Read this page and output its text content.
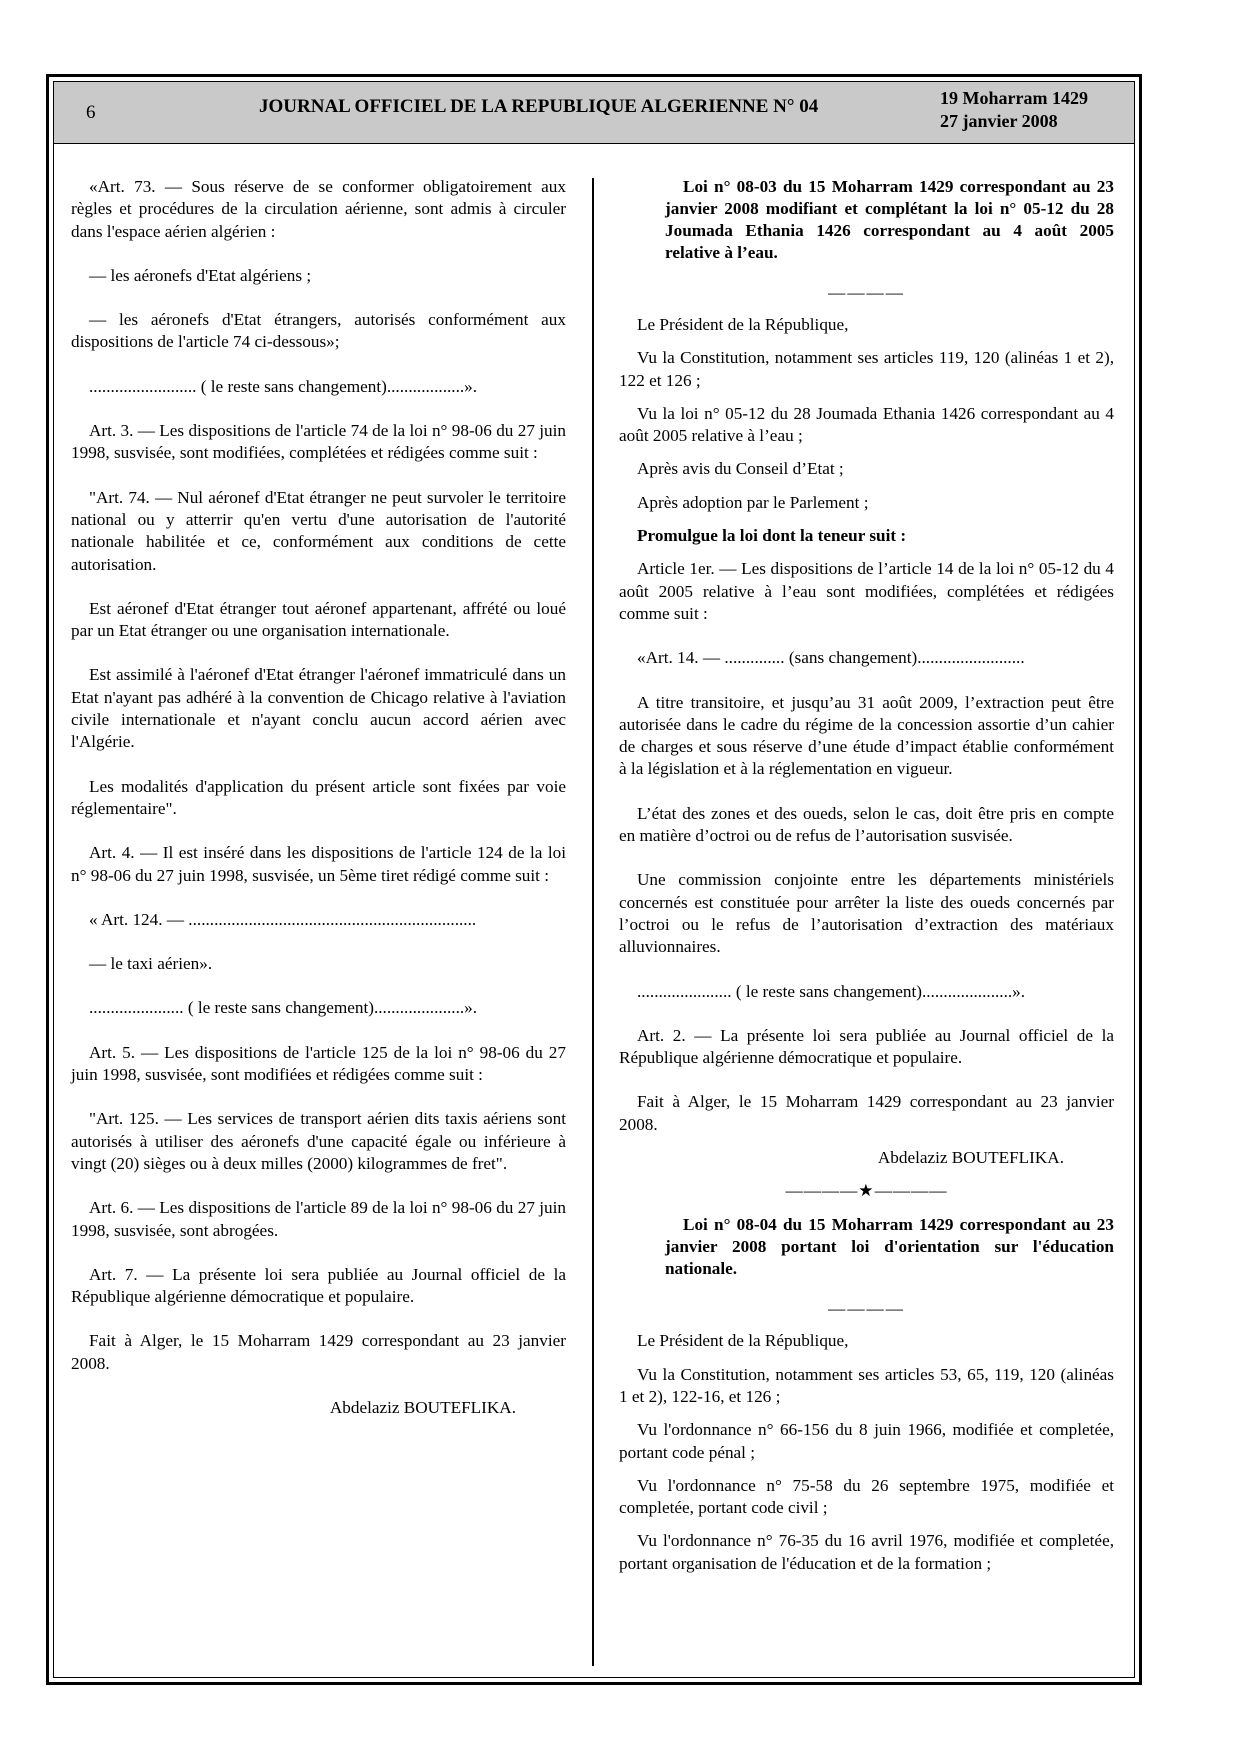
6	JOURNAL OFFICIEL DE LA REPUBLIQUE ALGERIENNE N° 04	19 Moharram 1429
27 janvier 2008

«Art. 73. — Sous réserve de se conformer obligatoirement aux règles et procédures de la circulation aérienne, sont admis à circuler dans l'espace aérien algérien :

— les aéronefs d'Etat algériens ;

— les aéronefs d'Etat étrangers, autorisés conformément aux dispositions de l'article 74 ci-dessous»;

......................... ( le reste sans changement)..................».

Art. 3. — Les dispositions de l'article 74 de la loi n° 98-06 du 27 juin 1998, susvisée, sont modifiées, complétées et rédigées comme suit :

"Art. 74. — Nul aéronef d'Etat étranger ne peut survoler le territoire national ou y atterrir qu'en vertu d'une autorisation de l'autorité nationale habilitée et ce, conformément aux conditions de cette autorisation.

Est aéronef d'Etat étranger tout aéronef appartenant, affrété ou loué par un Etat étranger ou une organisation internationale.

Est assimilé à l'aéronef d'Etat étranger l'aéronef immatriculé dans un Etat n'ayant pas adhéré à la convention de Chicago relative à l'aviation civile internationale et n'ayant conclu aucun accord aérien avec l'Algérie.

Les modalités d'application du présent article sont fixées par voie réglementaire".

Art. 4. — Il est inséré dans les dispositions de l'article 124 de la loi n° 98-06 du 27 juin 1998, susvisée, un 5ème tiret rédigé comme suit :

« Art. 124. — ...................................................................

— le taxi aérien».

...................... ( le reste sans changement).....................».

Art. 5. — Les dispositions de l'article 125 de la loi n° 98-06 du 27 juin 1998, susvisée, sont modifiées et rédigées comme suit :

"Art. 125. — Les services de transport aérien dits taxis aériens sont autorisés à utiliser des aéronefs d'une capacité égale ou inférieure à vingt (20) sièges ou à deux milles (2000) kilogrammes de fret".

Art. 6. — Les dispositions de l'article 89 de la loi n° 98-06 du 27 juin 1998, susvisée, sont abrogées.

Art. 7. — La présente loi sera publiée au Journal officiel de la République algérienne démocratique et populaire.

Fait à Alger, le 15 Moharram 1429 correspondant au 23 janvier 2008.

Abdelaziz BOUTEFLIKA.

Loi n° 08-03 du 15 Moharram 1429 correspondant au 23 janvier 2008 modifiant et complétant la loi n° 05-12 du 28 Joumada Ethania 1426 correspondant au 4 août 2005 relative à l’eau.

————

Le Président de la République,

Vu la Constitution, notamment ses articles 119, 120 (alinéas 1 et 2), 122 et 126 ;

Vu la loi n° 05-12 du 28 Joumada Ethania 1426 correspondant au 4 août 2005 relative à l’eau ;

Après avis du Conseil d’Etat ;

Après adoption par le Parlement ;

Promulgue la loi dont la teneur suit :

Article 1er. — Les dispositions de l’article 14 de la loi n° 05-12 du 4 août 2005 relative à l’eau sont modifiées, complétées et rédigées comme suit :

«Art. 14. — .............. (sans changement).........................

A titre transitoire, et jusqu’au 31 août 2009, l’extraction peut être autorisée dans le cadre du régime de la concession assortie d’un cahier de charges et sous réserve d’une étude d’impact établie conformément à la législation et à la réglementation en vigueur.

L’état des zones et des oueds, selon le cas, doit être pris en compte en matière d’octroi ou de refus de l’autorisation susvisée.

Une commission conjointe entre les départements ministériels concernés est constituée pour arrêter la liste des oueds concernés par l’octroi ou le refus de l’autorisation d’extraction des matériaux alluvionnaires.

...................... ( le reste sans changement).....................».

Art. 2. — La présente loi sera publiée au Journal officiel de la République algérienne démocratique et populaire.

Fait à Alger, le 15 Moharram 1429 correspondant au 23 janvier 2008.

Abdelaziz BOUTEFLIKA.

————★————

Loi n° 08-04 du 15 Moharram 1429 correspondant au 23 janvier 2008 portant loi d'orientation sur l'éducation nationale.

————

Le Président de la République,

Vu la Constitution, notamment ses articles 53, 65, 119, 120 (alinéas 1 et 2), 122-16, et 126 ;

Vu l'ordonnance n° 66-156 du 8 juin 1966, modifiée et completée, portant code pénal ;

Vu l'ordonnance n° 75-58 du 26 septembre 1975, modifiée et completée, portant code civil ;

Vu l'ordonnance n° 76-35 du 16 avril 1976, modifiée et completée, portant organisation de l'éducation et de la formation ;
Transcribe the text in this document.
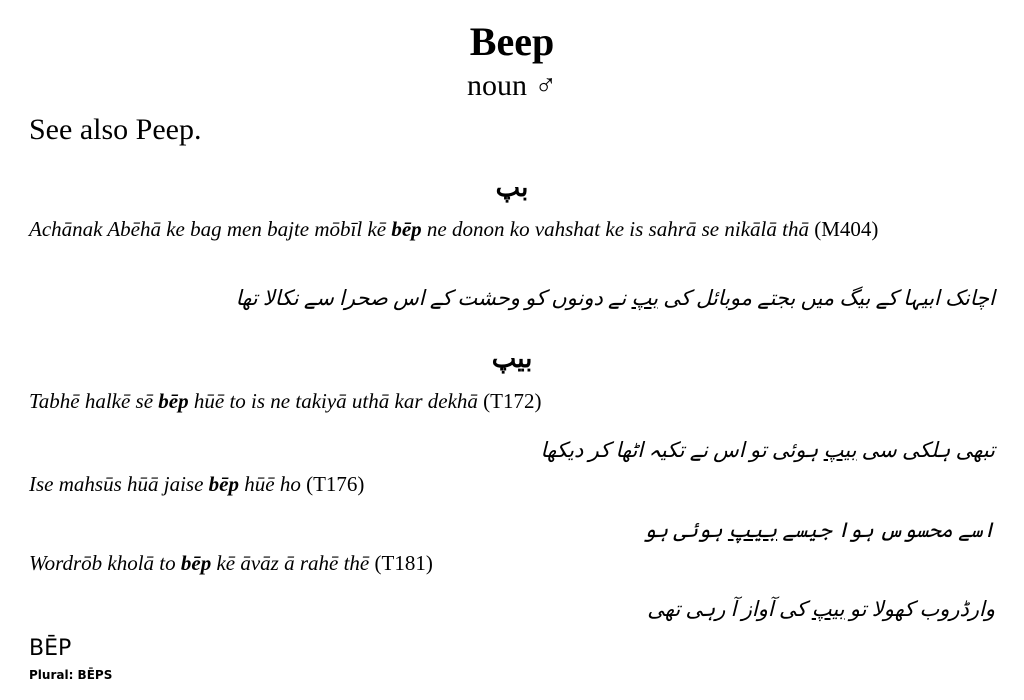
Beep
noun ♂
See also Peep.
بپ
Achānak Abēhā ke bag men bajte mōbīl kē bēp ne donon ko vahshat ke is sahrā se nikālā thā (M404)
اچانک ابیہا کے بیگ میں بجتے موبائل کی بپ نے دونوں کو وحشت کے اس صحرا سے نکالا تھا
بیپ
Tabhē halkē sē bēp hūē to is ne takiyā uthā kar dekhā (T172)
تبھی ہلکی سی بیپ ہوئی تو اس نے تکیہ اٹھا کر دیکھا
Ise mahsūs hūā jaise bēp hūē ho (T176)
اسے محسوس ہوا جیسے بیپ ہوئی ہو
Wordrōb kholā to bēp kē āvāz ā rahē thē (T181)
وارڈروب کھولا تو بیپ کی آواز آ رہی تھی
BĒP
Plural: BĒPS
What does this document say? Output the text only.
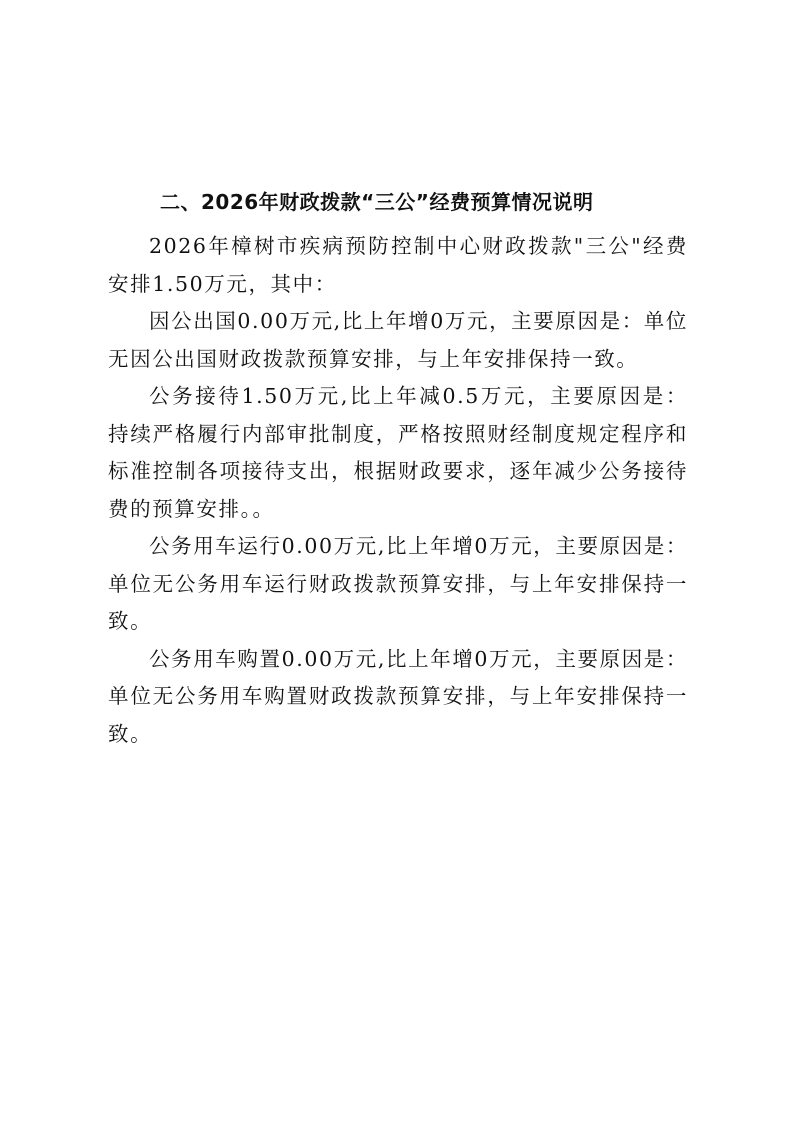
二、2026年财政拨款“三公”经费预算情况说明

2026年樟树市疾病预防控制中心财政拨款"三公"经费安排1.50万元，其中：

因公出国0.00万元,比上年增0万元，主要原因是：单位无因公出国财政拨款预算安排，与上年安排保持一致。

公务接待1.50万元,比上年减0.5万元，主要原因是：持续严格履行内部审批制度，严格按照财经制度规定程序和标准控制各项接待支出，根据财政要求，逐年减少公务接待费的预算安排。。

公务用车运行0.00万元,比上年增0万元，主要原因是：单位无公务用车运行财政拨款预算安排，与上年安排保持一致。

公务用车购置0.00万元,比上年增0万元，主要原因是：单位无公务用车购置财政拨款预算安排，与上年安排保持一致。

* * * * * * *

> **Goal of the exercise**
Set the entries down again exactly. Do not include the images.

> **Finished exercise**
Read this page and output its text content.
6	JOURNAL OFFICIEL DE LA REPUBLIQUE ALGERIENNE N° 04	19 Moharram 1429
27 janvier 2008

«Art. 73. — Sous réserve de se conformer obligatoirement aux règles et procédures de la circulation aérienne, sont admis à circuler dans l'espace aérien algérien :

— les aéronefs d'Etat algériens ;

— les aéronefs d'Etat étrangers, autorisés conformément aux dispositions de l'article 74 ci-dessous»;

......................... ( le reste sans changement)..................».

Art. 3. — Les dispositions de l'article 74 de la loi n° 98-06 du 27 juin 1998, susvisée, sont modifiées, complétées et rédigées comme suit :

"Art. 74. — Nul aéronef d'Etat étranger ne peut survoler le territoire national ou y atterrir qu'en vertu d'une autorisation de l'autorité nationale habilitée et ce, conformément aux conditions de cette autorisation.

Est aéronef d'Etat étranger tout aéronef appartenant, affrété ou loué par un Etat étranger ou une organisation internationale.

Est assimilé à l'aéronef d'Etat étranger l'aéronef immatriculé dans un Etat n'ayant pas adhéré à la convention de Chicago relative à l'aviation civile internationale et n'ayant conclu aucun accord aérien avec l'Algérie.

Les modalités d'application du présent article sont fixées par voie réglementaire".

Art. 4. — Il est inséré dans les dispositions de l'article 124 de la loi n° 98-06 du 27 juin 1998, susvisée, un 5ème tiret rédigé comme suit :

« Art. 124. — ...................................................................

— le taxi aérien».

...................... ( le reste sans changement).....................».

Art. 5. — Les dispositions de l'article 125 de la loi n° 98-06 du 27 juin 1998, susvisée, sont modifiées et rédigées comme suit :

"Art. 125. — Les services de transport aérien dits taxis aériens sont autorisés à utiliser des aéronefs d'une capacité égale ou inférieure à vingt (20) sièges ou à deux milles (2000) kilogrammes de fret".

Art. 6. — Les dispositions de l'article 89 de la loi n° 98-06 du 27 juin 1998, susvisée, sont abrogées.

Art. 7. — La présente loi sera publiée au Journal officiel de la République algérienne démocratique et populaire.

Fait à Alger, le 15 Moharram 1429 correspondant au 23 janvier 2008.

Abdelaziz BOUTEFLIKA.

Loi n° 08-03 du 15 Moharram 1429 correspondant au 23 janvier 2008 modifiant et complétant la loi n° 05-12 du 28 Joumada Ethania 1426 correspondant au 4 août 2005 relative à l’eau.

————

Le Président de la République,

Vu la Constitution, notamment ses articles 119, 120 (alinéas 1 et 2), 122 et 126 ;

Vu la loi n° 05-12 du 28 Joumada Ethania 1426 correspondant au 4 août 2005 relative à l’eau ;

Après avis du Conseil d’Etat ;

Après adoption par le Parlement ;

Promulgue la loi dont la teneur suit :

Article 1er. — Les dispositions de l’article 14 de la loi n° 05-12 du 4 août 2005 relative à l’eau sont modifiées, complétées et rédigées comme suit :

«Art. 14. — .............. (sans changement).........................

A titre transitoire, et jusqu’au 31 août 2009, l’extraction peut être autorisée dans le cadre du régime de la concession assortie d’un cahier de charges et sous réserve d’une étude d’impact établie conformément à la législation et à la réglementation en vigueur.

L’état des zones et des oueds, selon le cas, doit être pris en compte en matière d’octroi ou de refus de l’autorisation susvisée.

Une commission conjointe entre les départements ministériels concernés est constituée pour arrêter la liste des oueds concernés par l’octroi ou le refus de l’autorisation d’extraction des matériaux alluvionnaires.

...................... ( le reste sans changement).....................».

Art. 2. — La présente loi sera publiée au Journal officiel de la République algérienne démocratique et populaire.

Fait à Alger, le 15 Moharram 1429 correspondant au 23 janvier 2008.

Abdelaziz BOUTEFLIKA.

————★————

Loi n° 08-04 du 15 Moharram 1429 correspondant au 23 janvier 2008 portant loi d'orientation sur l'éducation nationale.

————

Le Président de la République,

Vu la Constitution, notamment ses articles 53, 65, 119, 120 (alinéas 1 et 2), 122-16, et 126 ;

Vu l'ordonnance n° 66-156 du 8 juin 1966, modifiée et completée, portant code pénal ;

Vu l'ordonnance n° 75-58 du 26 septembre 1975, modifiée et completée, portant code civil ;

Vu l'ordonnance n° 76-35 du 16 avril 1976, modifiée et completée, portant organisation de l'éducation et de la formation ;
Transcribe the text in this document.
Beep
noun ♂
See also Peep.
بپ
Achānak Abēhā ke bag men bajte mōbīl kē bēp ne donon ko vahshat ke is sahrā se nikālā thā (M404)
اچانک ابیہا کے بیگ میں بجتے موبائل کی بپ نے دونوں کو وحشت کے اس صحرا سے نکالا تھا
بیپ
Tabhē halkē sē bēp hūē to is ne takiyā uthā kar dekhā (T172)
تبھی ہلکی سی بیپ ہوئی تو اس نے تکیہ اٹھا کر دیکھا
Ise mahsūs hūā jaise bēp hūē ho (T176)
اسے محسوس ہوا جیسے بیپ ہوئی ہو
Wordrōb kholā to bēp kē āvāz ā rahē thē (T181)
وارڈروب کھولا تو بیپ کی آواز آ رہی تھی
BĒP
Plural: BĒPS
What does this document say? Output the text only.
二、2026年财政拨款“三公”经费预算情况说明

2026年樟树市疾病预防控制中心财政拨款"三公"经费安排1.50万元，其中：

因公出国0.00万元,比上年增0万元，主要原因是：单位无因公出国财政拨款预算安排，与上年安排保持一致。

公务接待1.50万元,比上年减0.5万元，主要原因是：持续严格履行内部审批制度，严格按照财经制度规定程序和标准控制各项接待支出，根据财政要求，逐年减少公务接待费的预算安排。。

公务用车运行0.00万元,比上年增0万元，主要原因是：单位无公务用车运行财政拨款预算安排，与上年安排保持一致。

公务用车购置0.00万元,比上年增0万元，主要原因是：单位无公务用车购置财政拨款预算安排，与上年安排保持一致。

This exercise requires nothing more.